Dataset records
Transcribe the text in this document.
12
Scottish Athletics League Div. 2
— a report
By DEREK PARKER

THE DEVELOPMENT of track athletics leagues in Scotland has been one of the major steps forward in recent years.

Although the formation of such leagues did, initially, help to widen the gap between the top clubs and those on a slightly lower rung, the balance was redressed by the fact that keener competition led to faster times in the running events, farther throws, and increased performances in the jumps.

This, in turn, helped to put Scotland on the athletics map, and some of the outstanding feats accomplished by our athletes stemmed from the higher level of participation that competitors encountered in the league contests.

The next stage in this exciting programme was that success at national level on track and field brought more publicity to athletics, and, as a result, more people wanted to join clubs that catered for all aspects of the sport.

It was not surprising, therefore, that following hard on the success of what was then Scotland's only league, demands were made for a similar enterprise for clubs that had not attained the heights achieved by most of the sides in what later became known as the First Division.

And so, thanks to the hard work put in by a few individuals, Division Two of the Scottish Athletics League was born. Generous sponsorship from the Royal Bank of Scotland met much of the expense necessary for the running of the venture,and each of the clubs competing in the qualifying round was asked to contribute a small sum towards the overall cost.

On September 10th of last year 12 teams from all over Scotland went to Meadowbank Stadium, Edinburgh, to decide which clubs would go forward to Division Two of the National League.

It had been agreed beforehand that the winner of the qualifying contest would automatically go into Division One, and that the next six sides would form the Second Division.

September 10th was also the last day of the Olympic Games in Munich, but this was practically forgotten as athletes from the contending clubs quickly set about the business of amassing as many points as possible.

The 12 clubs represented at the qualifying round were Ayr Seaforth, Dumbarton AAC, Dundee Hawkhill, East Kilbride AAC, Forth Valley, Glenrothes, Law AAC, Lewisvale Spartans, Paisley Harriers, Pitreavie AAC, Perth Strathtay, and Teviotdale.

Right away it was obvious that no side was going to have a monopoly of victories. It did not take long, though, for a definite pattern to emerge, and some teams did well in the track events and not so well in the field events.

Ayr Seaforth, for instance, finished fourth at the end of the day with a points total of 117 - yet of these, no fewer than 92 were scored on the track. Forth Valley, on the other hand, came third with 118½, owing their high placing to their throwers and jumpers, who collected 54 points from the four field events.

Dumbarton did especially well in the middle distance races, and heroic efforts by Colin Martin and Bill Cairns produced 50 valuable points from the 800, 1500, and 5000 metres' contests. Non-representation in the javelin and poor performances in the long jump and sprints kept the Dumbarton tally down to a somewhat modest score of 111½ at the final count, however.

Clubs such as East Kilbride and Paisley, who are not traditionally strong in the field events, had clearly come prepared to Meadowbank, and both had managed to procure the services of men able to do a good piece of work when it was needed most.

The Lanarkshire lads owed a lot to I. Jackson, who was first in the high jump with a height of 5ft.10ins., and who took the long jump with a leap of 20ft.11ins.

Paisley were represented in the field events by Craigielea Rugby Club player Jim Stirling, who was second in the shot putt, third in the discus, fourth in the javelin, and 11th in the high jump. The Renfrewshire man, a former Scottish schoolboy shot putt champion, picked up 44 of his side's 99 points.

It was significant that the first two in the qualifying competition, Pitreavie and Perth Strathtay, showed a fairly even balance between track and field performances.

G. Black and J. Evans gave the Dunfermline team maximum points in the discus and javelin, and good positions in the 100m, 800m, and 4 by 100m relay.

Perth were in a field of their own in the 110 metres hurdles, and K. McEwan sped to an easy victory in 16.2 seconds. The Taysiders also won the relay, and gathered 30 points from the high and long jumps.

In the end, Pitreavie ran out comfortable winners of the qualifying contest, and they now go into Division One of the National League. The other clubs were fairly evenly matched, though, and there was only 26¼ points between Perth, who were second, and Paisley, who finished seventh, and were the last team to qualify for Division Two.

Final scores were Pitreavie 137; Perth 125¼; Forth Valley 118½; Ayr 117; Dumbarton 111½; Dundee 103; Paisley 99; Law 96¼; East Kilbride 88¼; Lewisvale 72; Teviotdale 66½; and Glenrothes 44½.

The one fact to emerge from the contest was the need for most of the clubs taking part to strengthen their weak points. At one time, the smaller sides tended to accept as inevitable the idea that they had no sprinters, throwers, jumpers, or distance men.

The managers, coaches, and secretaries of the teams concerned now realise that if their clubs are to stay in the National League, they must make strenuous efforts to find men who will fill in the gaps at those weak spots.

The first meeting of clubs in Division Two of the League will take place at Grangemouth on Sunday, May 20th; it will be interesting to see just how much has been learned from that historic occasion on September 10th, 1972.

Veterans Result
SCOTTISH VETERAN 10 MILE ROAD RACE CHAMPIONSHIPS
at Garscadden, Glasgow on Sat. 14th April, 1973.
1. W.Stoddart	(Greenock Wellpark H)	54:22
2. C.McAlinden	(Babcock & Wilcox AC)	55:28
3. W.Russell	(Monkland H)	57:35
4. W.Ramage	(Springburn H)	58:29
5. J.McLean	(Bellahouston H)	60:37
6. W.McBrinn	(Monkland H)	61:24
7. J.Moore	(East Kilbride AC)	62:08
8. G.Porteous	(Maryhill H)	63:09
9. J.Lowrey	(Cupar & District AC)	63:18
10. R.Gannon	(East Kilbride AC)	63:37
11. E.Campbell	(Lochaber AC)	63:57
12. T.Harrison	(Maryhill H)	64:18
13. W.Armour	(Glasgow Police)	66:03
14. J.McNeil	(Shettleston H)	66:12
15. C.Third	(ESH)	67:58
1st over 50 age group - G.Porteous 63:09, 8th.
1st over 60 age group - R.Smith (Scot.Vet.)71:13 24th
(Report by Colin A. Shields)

● **Stated task**: Scan the data above; copy every line where "jumpers" appears.

● **Task solution**:
Ayr Seaforth, for instance, finished fourth at the end of the day with a points total of 117 - yet of these, no fewer than 92 were scored on the track. Forth Valley, on the other hand, came third with 118½, owing their high placing to their throwers and jumpers, who collected 54 points from the four field events.
The one fact to emerge from the contest was the need for most of the clubs taking part to strengthen their weak points. At one time, the smaller sides tended to accept as inevitable the idea that they had no sprinters, throwers, jumpers, or distance men.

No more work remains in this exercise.